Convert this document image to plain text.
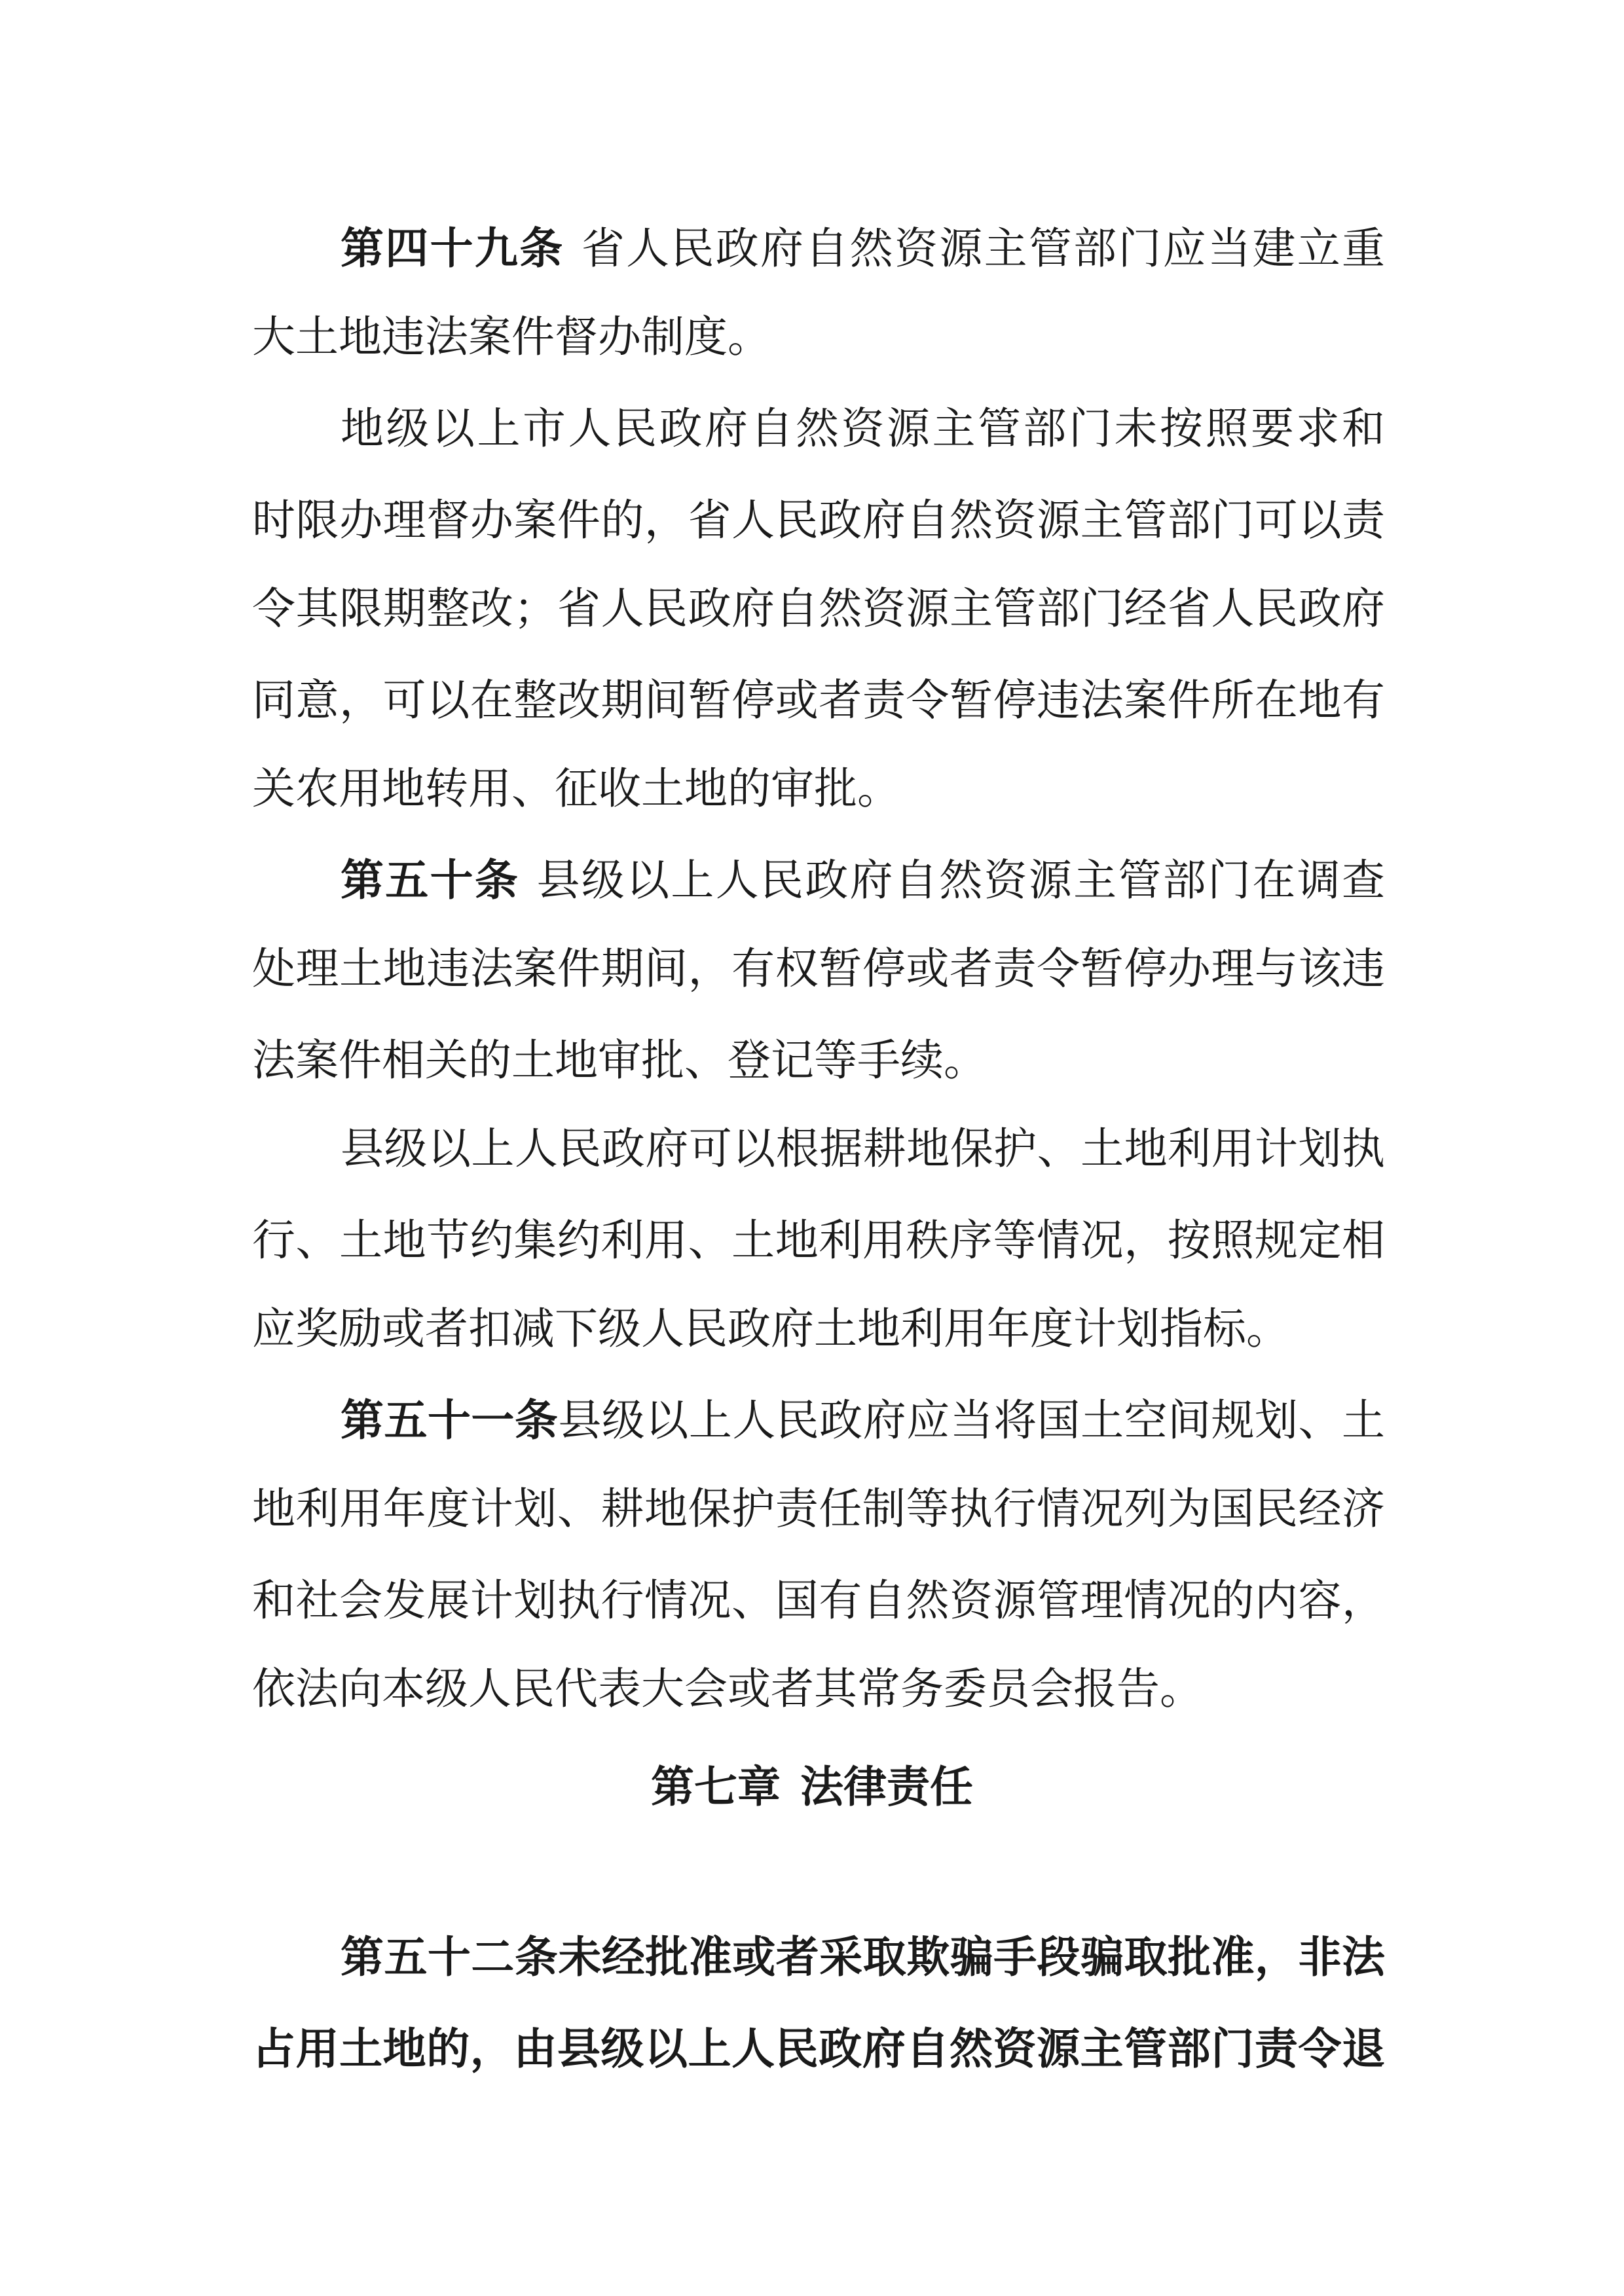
第四十九条 省人民政府自然资源主管部门应当建立重
大土地违法案件督办制度。
地级以上市人民政府自然资源主管部门未按照要求和
时限办理督办案件的，省人民政府自然资源主管部门可以责
令其限期整改；省人民政府自然资源主管部门经省人民政府
同意，可以在整改期间暂停或者责令暂停违法案件所在地有
关农用地转用、征收土地的审批。
第五十条 县级以上人民政府自然资源主管部门在调查
处理土地违法案件期间，有权暂停或者责令暂停办理与该违
法案件相关的土地审批、登记等手续。
县级以上人民政府可以根据耕地保护、土地利用计划执
行、土地节约集约利用、土地利用秩序等情况，按照规定相
应奖励或者扣减下级人民政府土地利用年度计划指标。
第五十一条县级以上人民政府应当将国土空间规划、土
地利用年度计划、耕地保护责任制等执行情况列为国民经济
和社会发展计划执行情况、国有自然资源管理情况的内容，
依法向本级人民代表大会或者其常务委员会报告。
第七章 法律责任
第五十二条未经批准或者采取欺骗手段骗取批准，非法
占用土地的，由县级以上人民政府自然资源主管部门责令退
◆ ◆ ◆ ◆ ◆
Problem to solve
Make an exact copy of the records above, with the pictures left out.

Full answer
Convert this document image to plain text.
第四十九条 省人民政府自然资源主管部门应当建立重
大土地违法案件督办制度。
地级以上市人民政府自然资源主管部门未按照要求和
时限办理督办案件的，省人民政府自然资源主管部门可以责
令其限期整改；省人民政府自然资源主管部门经省人民政府
同意，可以在整改期间暂停或者责令暂停违法案件所在地有
关农用地转用、征收土地的审批。
第五十条 县级以上人民政府自然资源主管部门在调查
处理土地违法案件期间，有权暂停或者责令暂停办理与该违
法案件相关的土地审批、登记等手续。
县级以上人民政府可以根据耕地保护、土地利用计划执
行、土地节约集约利用、土地利用秩序等情况，按照规定相
应奖励或者扣减下级人民政府土地利用年度计划指标。
第五十一条县级以上人民政府应当将国土空间规划、土
地利用年度计划、耕地保护责任制等执行情况列为国民经济
和社会发展计划执行情况、国有自然资源管理情况的内容，
依法向本级人民代表大会或者其常务委员会报告。
第七章 法律责任
第五十二条未经批准或者采取欺骗手段骗取批准，非法
占用土地的，由县级以上人民政府自然资源主管部门责令退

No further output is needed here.